_Your instructions_
Reproduce every line of the records below verbatim, without changing anything.

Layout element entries

============================================================

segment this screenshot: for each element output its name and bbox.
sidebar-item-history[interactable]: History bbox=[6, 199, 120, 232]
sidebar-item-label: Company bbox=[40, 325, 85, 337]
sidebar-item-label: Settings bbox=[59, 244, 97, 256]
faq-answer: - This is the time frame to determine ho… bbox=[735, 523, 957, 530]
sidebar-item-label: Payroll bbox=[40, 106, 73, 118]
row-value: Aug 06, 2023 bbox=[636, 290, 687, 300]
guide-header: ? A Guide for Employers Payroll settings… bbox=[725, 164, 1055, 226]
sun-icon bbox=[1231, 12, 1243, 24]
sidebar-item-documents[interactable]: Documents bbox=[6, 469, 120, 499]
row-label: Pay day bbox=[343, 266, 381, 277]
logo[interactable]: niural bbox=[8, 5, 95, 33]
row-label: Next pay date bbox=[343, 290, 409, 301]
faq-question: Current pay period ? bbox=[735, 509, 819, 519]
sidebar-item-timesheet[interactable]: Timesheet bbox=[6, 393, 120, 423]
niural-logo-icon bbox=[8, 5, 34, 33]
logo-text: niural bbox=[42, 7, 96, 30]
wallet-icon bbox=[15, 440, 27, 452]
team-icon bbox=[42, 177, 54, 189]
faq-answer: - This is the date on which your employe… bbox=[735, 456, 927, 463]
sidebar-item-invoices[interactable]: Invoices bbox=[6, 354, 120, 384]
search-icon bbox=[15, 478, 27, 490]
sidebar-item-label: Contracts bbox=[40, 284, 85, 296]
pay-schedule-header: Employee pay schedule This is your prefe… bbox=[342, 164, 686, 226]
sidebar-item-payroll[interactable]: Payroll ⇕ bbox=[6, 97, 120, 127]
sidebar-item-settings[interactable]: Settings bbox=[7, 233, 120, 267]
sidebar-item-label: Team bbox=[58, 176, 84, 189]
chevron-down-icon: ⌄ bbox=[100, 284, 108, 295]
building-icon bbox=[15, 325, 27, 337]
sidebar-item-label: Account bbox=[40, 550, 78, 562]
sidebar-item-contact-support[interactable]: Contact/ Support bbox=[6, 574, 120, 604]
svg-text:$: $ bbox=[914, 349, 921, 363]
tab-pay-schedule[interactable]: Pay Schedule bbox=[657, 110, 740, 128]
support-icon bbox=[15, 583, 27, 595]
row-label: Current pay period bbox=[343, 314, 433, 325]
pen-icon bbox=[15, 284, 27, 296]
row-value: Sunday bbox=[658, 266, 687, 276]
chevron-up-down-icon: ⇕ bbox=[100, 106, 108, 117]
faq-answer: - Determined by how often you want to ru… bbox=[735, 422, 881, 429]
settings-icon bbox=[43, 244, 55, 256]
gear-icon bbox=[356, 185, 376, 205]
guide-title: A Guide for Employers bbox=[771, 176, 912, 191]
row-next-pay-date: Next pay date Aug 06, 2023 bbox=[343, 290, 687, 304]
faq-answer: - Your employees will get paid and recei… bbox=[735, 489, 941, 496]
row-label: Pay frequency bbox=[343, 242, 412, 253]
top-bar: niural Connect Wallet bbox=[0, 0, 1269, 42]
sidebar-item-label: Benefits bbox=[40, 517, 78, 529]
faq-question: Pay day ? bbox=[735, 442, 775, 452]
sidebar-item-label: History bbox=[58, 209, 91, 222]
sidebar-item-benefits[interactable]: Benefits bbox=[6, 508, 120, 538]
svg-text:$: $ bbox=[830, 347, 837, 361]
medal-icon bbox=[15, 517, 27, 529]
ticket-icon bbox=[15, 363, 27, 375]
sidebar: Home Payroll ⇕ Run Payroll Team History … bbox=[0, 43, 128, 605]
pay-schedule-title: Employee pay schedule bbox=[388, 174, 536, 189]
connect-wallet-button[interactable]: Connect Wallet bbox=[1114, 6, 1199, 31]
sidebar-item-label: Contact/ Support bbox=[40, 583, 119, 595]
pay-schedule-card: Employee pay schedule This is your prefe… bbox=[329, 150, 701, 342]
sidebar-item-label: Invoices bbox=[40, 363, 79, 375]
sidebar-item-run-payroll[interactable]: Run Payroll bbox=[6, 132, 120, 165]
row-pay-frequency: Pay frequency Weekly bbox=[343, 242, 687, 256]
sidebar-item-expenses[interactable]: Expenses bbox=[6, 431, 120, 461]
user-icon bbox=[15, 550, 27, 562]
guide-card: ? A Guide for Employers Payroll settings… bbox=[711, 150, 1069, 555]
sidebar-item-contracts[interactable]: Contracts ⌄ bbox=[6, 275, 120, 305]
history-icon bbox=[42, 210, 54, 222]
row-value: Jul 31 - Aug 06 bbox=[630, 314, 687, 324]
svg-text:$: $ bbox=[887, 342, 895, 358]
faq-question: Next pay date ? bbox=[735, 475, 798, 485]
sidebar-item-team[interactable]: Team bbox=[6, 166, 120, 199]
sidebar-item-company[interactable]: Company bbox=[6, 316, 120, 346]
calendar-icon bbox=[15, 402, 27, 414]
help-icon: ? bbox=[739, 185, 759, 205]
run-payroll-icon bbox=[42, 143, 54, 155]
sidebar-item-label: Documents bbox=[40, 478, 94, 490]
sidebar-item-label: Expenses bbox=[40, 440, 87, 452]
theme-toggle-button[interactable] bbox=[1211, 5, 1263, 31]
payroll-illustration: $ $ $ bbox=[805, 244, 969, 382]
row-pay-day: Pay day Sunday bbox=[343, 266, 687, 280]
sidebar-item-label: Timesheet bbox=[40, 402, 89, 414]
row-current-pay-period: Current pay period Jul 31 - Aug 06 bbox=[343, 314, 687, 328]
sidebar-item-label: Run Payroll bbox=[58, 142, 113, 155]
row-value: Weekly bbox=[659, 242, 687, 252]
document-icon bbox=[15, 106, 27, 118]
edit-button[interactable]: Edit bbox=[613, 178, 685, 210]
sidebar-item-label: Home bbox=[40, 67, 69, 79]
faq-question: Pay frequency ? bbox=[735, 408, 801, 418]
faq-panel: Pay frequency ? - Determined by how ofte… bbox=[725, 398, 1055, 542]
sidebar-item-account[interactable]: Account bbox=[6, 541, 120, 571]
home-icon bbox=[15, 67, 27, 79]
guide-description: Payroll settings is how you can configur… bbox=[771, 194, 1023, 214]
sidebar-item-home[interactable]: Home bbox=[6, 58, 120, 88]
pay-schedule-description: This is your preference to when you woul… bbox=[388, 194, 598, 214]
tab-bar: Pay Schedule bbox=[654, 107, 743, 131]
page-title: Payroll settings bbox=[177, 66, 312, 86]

============================================================

_Response_
segment this screenshot: for each element output its name and bbox.
sidebar-item-history[interactable]: History bbox=[6, 199, 120, 232]
sidebar-item-label: Company bbox=[40, 325, 85, 337]
sidebar-item-label: Settings bbox=[59, 244, 97, 256]
faq-answer: - This is the time frame to determine ho… bbox=[735, 523, 957, 530]
sidebar-item-label: Payroll bbox=[40, 106, 73, 118]
row-value: Aug 06, 2023 bbox=[636, 290, 687, 300]
guide-header: ? A Guide for Employers Payroll settings… bbox=[725, 164, 1055, 226]
sun-icon bbox=[1231, 12, 1243, 24]
sidebar-item-documents[interactable]: Documents bbox=[6, 469, 120, 499]
row-label: Pay day bbox=[343, 266, 381, 277]
logo[interactable]: niural bbox=[8, 5, 95, 33]
row-label: Next pay date bbox=[343, 290, 409, 301]
faq-question: Current pay period ? bbox=[735, 509, 819, 519]
sidebar-item-timesheet[interactable]: Timesheet bbox=[6, 393, 120, 423]
niural-logo-icon bbox=[8, 5, 34, 33]
logo-text: niural bbox=[42, 7, 96, 30]
wallet-icon bbox=[15, 440, 27, 452]
team-icon bbox=[42, 177, 54, 189]
faq-answer: - This is the date on which your employe… bbox=[735, 456, 927, 463]
sidebar-item-invoices[interactable]: Invoices bbox=[6, 354, 120, 384]
search-icon bbox=[15, 478, 27, 490]
sidebar-item-label: Contracts bbox=[40, 284, 85, 296]
pay-schedule-header: Employee pay schedule This is your prefe… bbox=[342, 164, 686, 226]
sidebar-item-payroll[interactable]: Payroll ⇕ bbox=[6, 97, 120, 127]
sidebar-item-settings[interactable]: Settings bbox=[7, 233, 120, 267]
sidebar-item-label: Team bbox=[58, 176, 84, 189]
chevron-down-icon: ⌄ bbox=[100, 284, 108, 295]
building-icon bbox=[15, 325, 27, 337]
sidebar-item-label: Account bbox=[40, 550, 78, 562]
sidebar-item-contact-support[interactable]: Contact/ Support bbox=[6, 574, 120, 604]
svg-text:$: $ bbox=[914, 349, 921, 363]
tab-pay-schedule[interactable]: Pay Schedule bbox=[657, 110, 740, 128]
support-icon bbox=[15, 583, 27, 595]
row-label: Current pay period bbox=[343, 314, 433, 325]
pen-icon bbox=[15, 284, 27, 296]
row-value: Sunday bbox=[658, 266, 687, 276]
chevron-up-down-icon: ⇕ bbox=[100, 106, 108, 117]
faq-answer: - Determined by how often you want to ru… bbox=[735, 422, 881, 429]
settings-icon bbox=[43, 244, 55, 256]
gear-icon bbox=[356, 185, 376, 205]
guide-title: A Guide for Employers bbox=[771, 176, 912, 191]
row-next-pay-date: Next pay date Aug 06, 2023 bbox=[343, 290, 687, 304]
faq-answer: - Your employees will get paid and recei… bbox=[735, 489, 941, 496]
row-label: Pay frequency bbox=[343, 242, 412, 253]
top-bar: niural Connect Wallet bbox=[0, 0, 1269, 42]
sidebar-item-label: Benefits bbox=[40, 517, 78, 529]
faq-question: Pay day ? bbox=[735, 442, 775, 452]
sidebar-item-label: History bbox=[58, 209, 91, 222]
sidebar-item-benefits[interactable]: Benefits bbox=[6, 508, 120, 538]
svg-text:$: $ bbox=[830, 347, 837, 361]
medal-icon bbox=[15, 517, 27, 529]
ticket-icon bbox=[15, 363, 27, 375]
sidebar: Home Payroll ⇕ Run Payroll Team History … bbox=[0, 43, 128, 605]
pay-schedule-title: Employee pay schedule bbox=[388, 174, 536, 189]
connect-wallet-button[interactable]: Connect Wallet bbox=[1114, 6, 1199, 31]
sidebar-item-label: Contact/ Support bbox=[40, 583, 119, 595]
pay-schedule-card: Employee pay schedule This is your prefe… bbox=[329, 150, 701, 342]
sidebar-item-label: Invoices bbox=[40, 363, 79, 375]
sidebar-item-run-payroll[interactable]: Run Payroll bbox=[6, 132, 120, 165]
row-pay-frequency: Pay frequency Weekly bbox=[343, 242, 687, 256]
sidebar-item-expenses[interactable]: Expenses bbox=[6, 431, 120, 461]
user-icon bbox=[15, 550, 27, 562]
guide-card: ? A Guide for Employers Payroll settings… bbox=[711, 150, 1069, 555]
sidebar-item-contracts[interactable]: Contracts ⌄ bbox=[6, 275, 120, 305]
history-icon bbox=[42, 210, 54, 222]
row-value: Jul 31 - Aug 06 bbox=[630, 314, 687, 324]
svg-text:$: $ bbox=[887, 342, 895, 358]
faq-question: Next pay date ? bbox=[735, 475, 798, 485]
sidebar-item-team[interactable]: Team bbox=[6, 166, 120, 199]
sidebar-item-company[interactable]: Company bbox=[6, 316, 120, 346]
calendar-icon bbox=[15, 402, 27, 414]
help-icon: ? bbox=[739, 185, 759, 205]
run-payroll-icon bbox=[42, 143, 54, 155]
sidebar-item-label: Documents bbox=[40, 478, 94, 490]
sidebar-item-label: Expenses bbox=[40, 440, 87, 452]
theme-toggle-button[interactable] bbox=[1211, 5, 1263, 31]
payroll-illustration: $ $ $ bbox=[805, 244, 969, 382]
row-pay-day: Pay day Sunday bbox=[343, 266, 687, 280]
sidebar-item-label: Timesheet bbox=[40, 402, 89, 414]
row-current-pay-period: Current pay period Jul 31 - Aug 06 bbox=[343, 314, 687, 328]
sidebar-item-label: Run Payroll bbox=[58, 142, 113, 155]
row-value: Weekly bbox=[659, 242, 687, 252]
document-icon bbox=[15, 106, 27, 118]
edit-button[interactable]: Edit bbox=[613, 178, 685, 210]
sidebar-item-label: Home bbox=[40, 67, 69, 79]
faq-question: Pay frequency ? bbox=[735, 408, 801, 418]
faq-panel: Pay frequency ? - Determined by how ofte… bbox=[725, 398, 1055, 542]
sidebar-item-account[interactable]: Account bbox=[6, 541, 120, 571]
home-icon bbox=[15, 67, 27, 79]
guide-description: Payroll settings is how you can configur… bbox=[771, 194, 1023, 214]
sidebar-item-home[interactable]: Home bbox=[6, 58, 120, 88]
pay-schedule-description: This is your preference to when you woul… bbox=[388, 194, 598, 214]
tab-bar: Pay Schedule bbox=[654, 107, 743, 131]
page-title: Payroll settings bbox=[177, 66, 312, 86]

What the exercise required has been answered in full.